FRAGMENTO DEL TEXTO
Hay una persuasión rabiosa en la carta a Liz. Por un lado la funde al grupo de las divas que usan maricas como adornos coquetos, aunque al rato se acuerda de la esmeralda y baja el tono: “Yo creo, Liz, que es pura pica, nada más que envidia. Además, los colas tenemos corazón de estrella y alma de platino, por eso la cercanía. Por eso la confianza que tengo contigo para pedirte este favor”.

El nuevo objeto fálico en la vida de Lemebel es un tarrito metalizado con forma de vaso, que apenas se acerca a la boca, como beso de pájara, le espabila las cuerdas. A cada rato lo arrima una fracción de segundo y sigue.

“Sólo un momento la homosexualidad lo tocó con la sed carmesí de una boca chupona.” Cuando narra “El beso a Joan Manuel”, Petra relata el día que se cruzó a Serrat en una reunión de estudiantes universitarios y le estampó un beso. Pero también le reclama al catalán que “nunca nos dedicó una estrofa, ningún estribillo, como si los maricones no existiéramos, nos exilió del universo poético de su canto”.

Quizá no consiguió el beso de adolescentes (cuando la vida se lo trajo de vuelta, “más viejo, con algunos kilos de más, casi un caballero nervioso respondiendo las preguntas”, no era el mismo joven mediterráneo), pero fue lo suficiente para una transportación: “Yo era su Lucía de terciopelo negro, yo era ‘lo más bello que él nunca ha tenido’”.

Lemebel narra lo que tiene y lo que no también. “Yo no iba a tener sida, ¡qué ordinario! Un cáncer de laringe me queda bonito, como una diva, como la Callas.”

Pañuelo negro atado a la cabeza, ahora narra la historia de una mujer violada en una noche sin luna, mientras suena “Linda muchachita” de Connie Francis. Un contrapunto, como las luces y la velocidad atravesadas por la penetración violenta de Irreversible, el film de Noé. Si por un momento alguien cierra los ojos y piensa que acá no hubo operación, que el tono cyborg es de un trasnochado de cigarros y whisky, puede ser.

–Anoche estaba viendo televisión en un hotel de la calle Bolívar y vi la noticia de una toma estudiantil al lado, y dije “bueno, les voy a hacer compañía a los chicos”. Me encantan los chicos (el tono dice algo más). El periodista era un perro que desafiaba al estudiante a delatar quién había meado la iglesia. Todos deberíamos mear una iglesia alguna vez.

CONSIGNA
Sigue escribiendo el texto sobre Lemebel a partir de su última frase.

[Datos para comprensión de documentos]
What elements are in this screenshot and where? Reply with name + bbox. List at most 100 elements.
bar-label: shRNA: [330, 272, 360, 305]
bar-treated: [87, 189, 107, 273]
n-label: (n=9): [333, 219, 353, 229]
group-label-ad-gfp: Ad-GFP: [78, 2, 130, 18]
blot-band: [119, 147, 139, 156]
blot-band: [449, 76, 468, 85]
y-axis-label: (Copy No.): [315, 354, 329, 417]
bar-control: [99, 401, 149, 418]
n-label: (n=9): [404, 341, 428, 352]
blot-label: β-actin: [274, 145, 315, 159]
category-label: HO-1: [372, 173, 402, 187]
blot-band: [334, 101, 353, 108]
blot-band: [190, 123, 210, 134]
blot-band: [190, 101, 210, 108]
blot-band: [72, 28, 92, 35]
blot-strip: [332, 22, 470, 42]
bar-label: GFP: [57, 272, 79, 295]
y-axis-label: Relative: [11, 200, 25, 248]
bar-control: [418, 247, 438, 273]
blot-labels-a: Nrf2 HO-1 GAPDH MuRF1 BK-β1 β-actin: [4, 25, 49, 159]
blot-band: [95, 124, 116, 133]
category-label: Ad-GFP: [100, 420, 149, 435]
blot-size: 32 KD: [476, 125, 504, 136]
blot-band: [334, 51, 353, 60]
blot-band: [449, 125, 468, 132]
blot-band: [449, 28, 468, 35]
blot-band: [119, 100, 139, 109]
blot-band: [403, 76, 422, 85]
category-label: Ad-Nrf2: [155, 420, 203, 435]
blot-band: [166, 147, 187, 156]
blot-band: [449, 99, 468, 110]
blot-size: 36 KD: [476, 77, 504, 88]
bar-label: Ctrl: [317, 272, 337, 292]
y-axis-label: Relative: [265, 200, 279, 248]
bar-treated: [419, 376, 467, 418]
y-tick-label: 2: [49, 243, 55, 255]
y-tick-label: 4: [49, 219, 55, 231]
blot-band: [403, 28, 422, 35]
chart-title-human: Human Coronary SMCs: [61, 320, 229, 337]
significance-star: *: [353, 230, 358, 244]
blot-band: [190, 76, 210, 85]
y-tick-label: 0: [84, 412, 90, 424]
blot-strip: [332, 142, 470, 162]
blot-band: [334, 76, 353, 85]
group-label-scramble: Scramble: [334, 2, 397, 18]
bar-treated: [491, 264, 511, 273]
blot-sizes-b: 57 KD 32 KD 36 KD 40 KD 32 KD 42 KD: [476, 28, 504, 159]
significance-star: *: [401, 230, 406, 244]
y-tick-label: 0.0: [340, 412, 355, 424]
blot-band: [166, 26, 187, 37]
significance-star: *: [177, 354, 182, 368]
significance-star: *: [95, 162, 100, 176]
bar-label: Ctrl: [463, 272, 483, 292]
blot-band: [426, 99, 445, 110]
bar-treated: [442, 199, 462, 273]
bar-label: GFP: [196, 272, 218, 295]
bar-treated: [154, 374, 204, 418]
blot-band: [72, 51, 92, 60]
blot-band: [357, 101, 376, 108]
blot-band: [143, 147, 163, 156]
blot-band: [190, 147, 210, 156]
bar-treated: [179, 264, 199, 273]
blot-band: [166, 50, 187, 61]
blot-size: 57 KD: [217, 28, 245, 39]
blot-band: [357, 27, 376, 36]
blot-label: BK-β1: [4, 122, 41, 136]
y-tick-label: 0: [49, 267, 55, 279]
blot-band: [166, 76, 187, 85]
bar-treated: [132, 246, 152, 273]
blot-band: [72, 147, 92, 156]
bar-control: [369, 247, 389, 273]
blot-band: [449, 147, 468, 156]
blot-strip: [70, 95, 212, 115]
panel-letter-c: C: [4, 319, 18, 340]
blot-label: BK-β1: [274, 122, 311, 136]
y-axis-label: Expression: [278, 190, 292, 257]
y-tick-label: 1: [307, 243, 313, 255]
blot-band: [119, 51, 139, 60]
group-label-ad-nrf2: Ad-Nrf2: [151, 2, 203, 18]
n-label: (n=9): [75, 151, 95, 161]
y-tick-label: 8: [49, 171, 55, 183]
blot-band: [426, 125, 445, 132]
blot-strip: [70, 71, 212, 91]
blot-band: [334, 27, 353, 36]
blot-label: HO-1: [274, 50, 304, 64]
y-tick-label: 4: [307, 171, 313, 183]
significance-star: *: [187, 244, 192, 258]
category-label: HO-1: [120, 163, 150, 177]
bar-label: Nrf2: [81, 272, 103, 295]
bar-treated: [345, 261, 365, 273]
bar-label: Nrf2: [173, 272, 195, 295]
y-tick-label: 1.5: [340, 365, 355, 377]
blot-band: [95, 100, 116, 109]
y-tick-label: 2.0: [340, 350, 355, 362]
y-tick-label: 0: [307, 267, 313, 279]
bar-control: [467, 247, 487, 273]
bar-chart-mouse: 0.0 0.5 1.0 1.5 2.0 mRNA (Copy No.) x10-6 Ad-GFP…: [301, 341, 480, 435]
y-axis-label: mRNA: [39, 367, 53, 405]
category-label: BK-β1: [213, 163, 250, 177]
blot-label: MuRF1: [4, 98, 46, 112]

RESPUESTA
Suena “Que vivan los estudiantes” de Violeta Parra y Petra lee la noche que pasó con los jóvenes en una toma de Chile para reclamar educación pública, pintando carteles, leyendo poesías y fumando algo. Antes reflexiona que en el caso argentino, “aunque la educación sea gratis, hay otra urgencia que manifiestan (los alumnos) de esa forma”.

En la lectura aparecen los versos: “Educación para las putas / educación para los hijos de los obreros / educación para los obreros / educación para los wachiturros / educación para las putas...”.

La última crónica de la noche es Claudia Victoria, donde la madre de un desaparecido chileno se une en su búsqueda a las Madres de Plaza de Mayo, aunque la desesperación del no saber se vuelve fatal. Con este relato, el clima termina de pasar de la colibrí socarrona del comienzo a esa lanza que es la memoria. Pero como en las costas, los climas cambian y se mezclan.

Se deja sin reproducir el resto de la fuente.